SOURCE TEXT —
GenRec: Unified Generative Recommendation Framework

📖 Introduction

GenRec is a unified, modular, and extensible research framework for sequential and generative recommendation systems. It is designed with the following principles:

Generality: Supports both traditional sequential recommendation and modern generative recommendation paradigms
Standardization: Provides consistent APIs and configuration schemas across different model families
Modularity: Decouples datasets, models, trainers, and losses for flexible composition
Reproducibility: Built-in experiment tracking, checkpointing, and deterministic training
Extensibility: Easy to add new models, losses, and evaluation metrics
State-of-the-art: Includes cutting-edge sequential recommendation models (e.g., SASRec++ and HSTU), SID tokenizers (e.g., RQ-VAE), and generative recommendation models (e.g., TIGER)

The framework is built on PyTorch and Hugging Face Transformers, leveraging Accelerate for distributed training and Poetry for dependency management.

Note

This repository is under active development. The seqrec module is stable and ready for use, while quantizer and genrec modules are still being actively developed.

🎉 News

[May 16, 2026] Our paper Mitigating Popularity Bias Amplification in Scaling Transformer-based Sequential Recommenders, which proposes SPRINT, has been accepted to KDD 2026!

✨ Features

Datasets

GenRec uses datasets from the GenRec-Datasets repository. The datasets are provided in a standardized format for easy integration. Supported datasets cover a wide range of domains, including Amazon, Douban, Gowalla, MovieLens, Yelp, etc.

Models

Sequential Recommendation

For sequential recommendation, we implement several state-of-the-art transformer-based architectures.

Model	Description	Paper
SASRec++	Advanced SASRec with LlamaDecoder architecture	Paper Link
HSTU	Standard Hierarchical Sequential Transduction Units	Paper Link

SID Tokenization

For SID tokenization, we implement the standard Residual-Quantized Variational AutoEncoder (RQ-VAE) architecture. We plan to add more advanced tokenizers in the future.

Model	Description	Paper
RQ-VAE	Standard Residual-Quantized Variational AutoEncoder	Paper Link

Generative Recommendation

For generative recommendation, we implement the standard T5-based architecture as proposed in the TIGER paper. We plan to add more advanced generative models in the future.

Model	Description	Paper
TIGER	Standard T5-based generative recommendation model	Paper Link

Loss Functions

Sequential Recommendation

For sequential recommendation, we implement various loss functions, debiasing methods, and regularization techniques to improve model performance and mitigate biases.

Loss	Description	Paper
BCE	Standard Binary Cross-Entropy loss	Paper Link
SL	Standard Sampled Softmax Loss	Paper Link
DROS	Distributionally Robust Optimization for sequential recommendation	Paper Link
LogDet	Redundancy reduction-based regularization	Paper Link
D2LR	IPS-based debiasing method	Paper Link
R2Rec	Popularity-aware reweighting method	Paper Link
ReSN	Spectral regularization method in collaborative filtering	Paper Link
SPRINT	Scalable Popularity Regularization IN Transformers	Paper Link

SID Tokenization

For SID tokenization, we implement the standard VAE loss function, which consists of a reconstruction term and a commitment term. We plan to add more advanced loss functions for tokenization in the future.

EXERCISES —
1 – Retype everything in the GenRec overview from "GenRec uses datasets" down to "MovieLens, Yelp, etc.".
2 – Using the GenRec overview, decide whether each statement agrees with it, answering yes or no and quoting the words that settle it. (a) The seqrec module is stable and ready for use. (b) The framework is built on TensorFlow. (c) The generative recommendation model follows a T5-based architecture from the TIGER paper.
3 – Write what follows the last sentence of the GenRec overview.

DATA PROVIDED —
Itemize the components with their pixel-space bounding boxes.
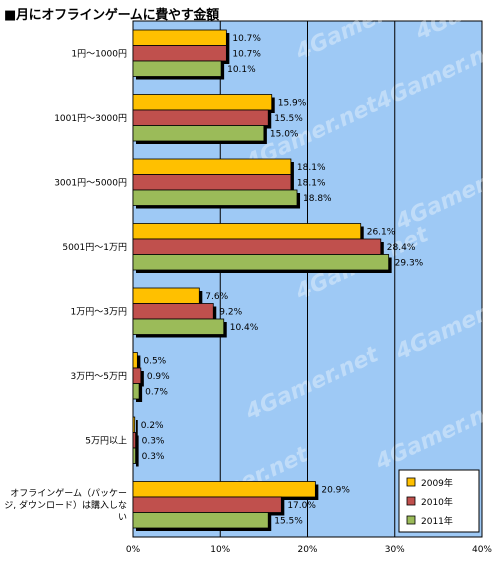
data-label-1-0: 15.9% xyxy=(278,98,307,108)
bar-6-1 xyxy=(132,432,137,449)
bar-2-2 xyxy=(132,189,298,206)
data-label-2-1: 18.1% xyxy=(297,178,326,188)
bar-1-2 xyxy=(132,125,265,142)
category-label-2: 3001円〜5000円 xyxy=(54,177,127,188)
data-label-4-2: 10.4% xyxy=(230,323,259,333)
category-label-5: 3万円〜5万円 xyxy=(71,371,127,382)
data-label-0-2: 10.1% xyxy=(227,65,256,75)
bar-1-0 xyxy=(132,94,273,111)
bar-6-2 xyxy=(132,447,137,464)
category-label-0: 1円〜1000円 xyxy=(71,48,127,59)
x-tick-label-0: 0% xyxy=(126,545,141,555)
category-label-7-line-0: オフラインゲーム（パッケー xyxy=(10,487,127,499)
data-label-3-0: 26.1% xyxy=(367,227,396,237)
bar-4-2 xyxy=(132,318,225,335)
legend-label-2: 2011年 xyxy=(421,515,453,527)
x-tick-label-2: 20% xyxy=(297,545,317,555)
bar-4-0 xyxy=(132,287,200,304)
data-label-6-2: 0.3% xyxy=(142,452,165,462)
x-tick-label-1: 10% xyxy=(210,545,230,555)
data-label-7-0: 20.9% xyxy=(321,485,350,495)
data-label-6-1: 0.3% xyxy=(142,436,165,446)
bar-0-2 xyxy=(132,60,222,77)
data-label-2-2: 18.8% xyxy=(303,194,332,204)
data-label-1-2: 15.0% xyxy=(270,129,299,139)
category-label-4: 1万円〜3万円 xyxy=(71,306,127,317)
bar-0-0 xyxy=(132,29,227,46)
category-label-3: 5001円〜1万円 xyxy=(62,242,127,253)
bar-3-0 xyxy=(132,223,362,240)
bar-2-1 xyxy=(132,174,292,191)
category-label-7-line-1: ジ, ダウンロード）は購入しな xyxy=(4,499,127,511)
bar-5-0 xyxy=(132,352,138,369)
legend-swatch-0 xyxy=(406,477,416,487)
legend-swatch-1 xyxy=(406,496,416,506)
x-tick-label-4: 40% xyxy=(472,545,492,555)
bar-shadow-6-0 xyxy=(136,420,138,436)
bar-shadow-6-1 xyxy=(136,435,139,451)
legend-swatch-2 xyxy=(406,515,416,525)
bar-shadow-6-2 xyxy=(136,451,139,467)
bar-shadow-5-0 xyxy=(136,355,141,371)
data-label-4-1: 9.2% xyxy=(219,307,242,317)
legend-label-0: 2009年 xyxy=(421,477,453,489)
data-label-3-1: 28.4% xyxy=(387,243,416,253)
data-label-7-2: 15.5% xyxy=(274,516,303,526)
data-label-0-0: 10.7% xyxy=(232,34,261,44)
bar-3-1 xyxy=(132,238,382,255)
bar-7-1 xyxy=(132,496,282,513)
bar-5-1 xyxy=(132,367,142,384)
category-label-6: 5万円以上 xyxy=(85,435,127,446)
data-label-0-1: 10.7% xyxy=(232,49,261,59)
bar-5-2 xyxy=(132,383,140,400)
data-label-3-2: 29.3% xyxy=(395,258,424,268)
category-label-1: 1001円〜3000円 xyxy=(54,113,127,124)
data-label-5-2: 0.7% xyxy=(145,387,168,397)
data-label-4-0: 7.6% xyxy=(205,292,228,302)
chart-title: ■月にオフラインゲームに費やす金額 xyxy=(4,8,219,23)
bar-3-2 xyxy=(132,254,390,271)
data-label-7-1: 17.0% xyxy=(287,501,316,511)
x-tick-label-3: 30% xyxy=(385,545,405,555)
bar-2-0 xyxy=(132,158,292,175)
legend-label-1: 2010年 xyxy=(421,496,453,508)
data-label-5-1: 0.9% xyxy=(147,372,170,382)
data-label-6-0: 0.2% xyxy=(141,421,164,431)
data-label-1-1: 15.5% xyxy=(274,114,303,124)
data-label-5-0: 0.5% xyxy=(143,356,166,366)
category-label-7-line-2: い xyxy=(118,513,127,523)
bar-7-2 xyxy=(132,512,269,529)
data-label-2-0: 18.1% xyxy=(297,163,326,173)
bar-6-0 xyxy=(132,416,136,433)
bar-4-1 xyxy=(132,303,214,320)
bar-7-0 xyxy=(132,481,316,498)
bar-0-1 xyxy=(132,45,227,62)
bar-1-1 xyxy=(132,109,269,126)
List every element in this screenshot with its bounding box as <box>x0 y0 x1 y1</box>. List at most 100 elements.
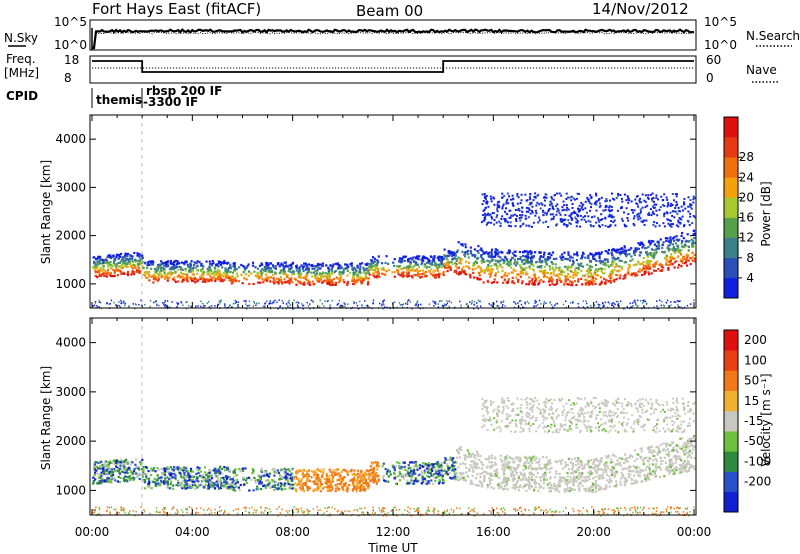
echo-point <box>192 266 195 269</box>
echo-point <box>655 459 658 463</box>
echo-point <box>477 299 480 302</box>
echo-point <box>362 481 365 484</box>
echo-point <box>101 273 104 276</box>
echo-point <box>144 273 147 277</box>
echo-point <box>580 269 583 272</box>
echo-point <box>624 453 627 456</box>
echo-point <box>514 269 517 272</box>
echo-point <box>279 264 282 267</box>
echo-point <box>283 270 286 273</box>
echo-point <box>229 270 232 273</box>
echo-point <box>124 304 126 307</box>
echo-point <box>563 251 566 254</box>
echo-point <box>545 213 548 216</box>
echo-point <box>646 263 649 266</box>
echo-point <box>98 306 100 308</box>
echo-point <box>483 470 486 473</box>
echo-point <box>197 480 200 483</box>
echo-point <box>647 241 651 244</box>
echo-point <box>617 194 620 197</box>
echo-point <box>455 257 458 261</box>
echo-point <box>168 470 171 474</box>
echo-point <box>533 195 536 198</box>
echo-point <box>326 282 329 285</box>
echo-point <box>183 277 186 280</box>
echo-point <box>123 480 126 483</box>
echo-point <box>522 272 525 275</box>
echo-point <box>669 238 672 241</box>
echo-point <box>618 277 621 280</box>
echo-point <box>528 225 531 228</box>
echo-point <box>568 266 571 269</box>
echo-point <box>633 249 636 253</box>
echo-point <box>507 260 510 263</box>
echo-point <box>642 264 645 267</box>
echo-point <box>586 471 590 474</box>
echo-point <box>535 261 538 264</box>
echo-point <box>629 473 632 476</box>
echo-point <box>164 301 166 304</box>
echo-point <box>482 480 486 483</box>
echo-point <box>685 245 688 248</box>
echo-point <box>624 273 627 276</box>
echo-point <box>299 485 302 488</box>
echo-point <box>438 276 441 279</box>
echo-point <box>570 212 573 215</box>
echo-point <box>532 473 535 476</box>
echo-point <box>361 475 365 478</box>
echo-point <box>504 305 506 307</box>
echo-point <box>156 478 160 481</box>
echo-point <box>623 245 626 248</box>
echo-point <box>268 303 270 305</box>
echo-point <box>265 267 269 270</box>
echo-point <box>443 304 446 307</box>
echo-point <box>109 267 112 270</box>
echo-point <box>561 209 564 212</box>
echo-point <box>138 253 141 256</box>
echo-point <box>217 278 220 281</box>
echo-point <box>648 273 651 276</box>
echo-point <box>456 250 459 253</box>
echo-point <box>631 258 634 261</box>
echo-point <box>680 245 684 248</box>
echo-point <box>499 259 502 262</box>
echo-point <box>548 468 551 471</box>
echo-point <box>413 468 416 471</box>
echo-point <box>592 477 595 480</box>
echo-point <box>567 208 570 211</box>
echo-point <box>126 252 129 255</box>
echo-point <box>607 252 610 255</box>
echo-point <box>475 260 478 264</box>
echo-point <box>218 472 222 475</box>
echo-point <box>489 275 492 278</box>
echo-point <box>595 268 598 271</box>
echo-point <box>597 268 600 271</box>
echo-point <box>426 471 430 474</box>
echo-point <box>480 221 483 224</box>
echo-point <box>115 465 118 468</box>
echo-point <box>358 277 361 280</box>
echo-point <box>332 263 335 266</box>
echo-point <box>401 304 403 306</box>
echo-point <box>262 269 265 272</box>
echo-point <box>351 279 354 282</box>
echo-point <box>519 219 522 222</box>
echo-point <box>202 277 205 280</box>
echo-point <box>451 465 454 468</box>
echo-point <box>137 262 140 265</box>
colorbar-swatch <box>724 157 738 178</box>
echo-point <box>386 470 389 473</box>
echo-point <box>445 254 448 257</box>
echo-point <box>559 460 562 463</box>
echo-point <box>643 300 645 303</box>
echo-point <box>191 272 194 275</box>
echo-point <box>263 265 266 268</box>
echo-point <box>615 462 618 465</box>
echo-point <box>538 281 541 285</box>
echo-point <box>150 487 153 490</box>
echo-point <box>568 222 571 224</box>
echo-point <box>441 300 443 302</box>
echo-point <box>93 463 96 466</box>
echo-point <box>573 253 576 256</box>
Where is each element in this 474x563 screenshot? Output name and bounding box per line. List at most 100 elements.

ANSWERS FOR THIS EXERCISE —
1 –
GenRec uses datasets from the GenRec-Datasets repository. The datasets are provided in a standardized format for easy integration. Supported datasets cover a wide range of domains, including Amazon, Douban, Gowalla, MovieLens, Yelp, etc.

2 –
(a) Yes: "The seqrec module is stable and ready for use"
(b) No: "The framework is built on PyTorch and Hugging Face Transformers"
(c) Yes: "we implement the standard T5-based architecture as proposed in the TIGER paper"

3 –
Loss	Description	Paper
VAE Loss	Standard VAE loss with reconstruction and commitment terms	Paper Link

Generative Recommendation

For generative recommendation, we implement the standard cross-entropy loss for sequence generation. We plan to add more advanced loss functions for generative recommendation in the future.

Loss	Description	Paper
Cross-Entropy	Standard CE loss for sequence generation	Paper Link

📦 Installation

GenRec uses Poetry for dependency management. Ensure you have Python 3.13+ installed.

1. Clone the repository

git clone https://github.com/Tiny-Snow/GenRec.git
cd GenRec

2. Install dependencies

# Install Poetry if you haven't already
curl -sSL https://install.python-poetry.org | python3 -

# Install project dependencies
poetry install

3. Activate the virtual environment

poetry shell

🚀 Quick Start

Basic Usage with CLI

GenRec provides command-line interfaces for different tasks. Example configuration templates are available in scripts/configs/. For instance, to run a sequential recommendation experiment with SASRec++ + SPRINT and BCE loss on the Amazon-Beauty dataset, you can use:

poetry run python -m genrec.main_seqrec --config scripts/configs/seqrec/sasrec_sprint_bce_amazon-beauty.yaml

Configuration Files

All experiments are configured via YAML files with easy-to-understand hierarchical structures for global settings, dataset parameters, model architecture, training arguments, and evaluation metrics. Here's a template yaml for sequential recommendation:

# A template config file for sequence recommendation tasks
# If you want to add hyperparameter search space, use the "search__" prefix before the parameter name.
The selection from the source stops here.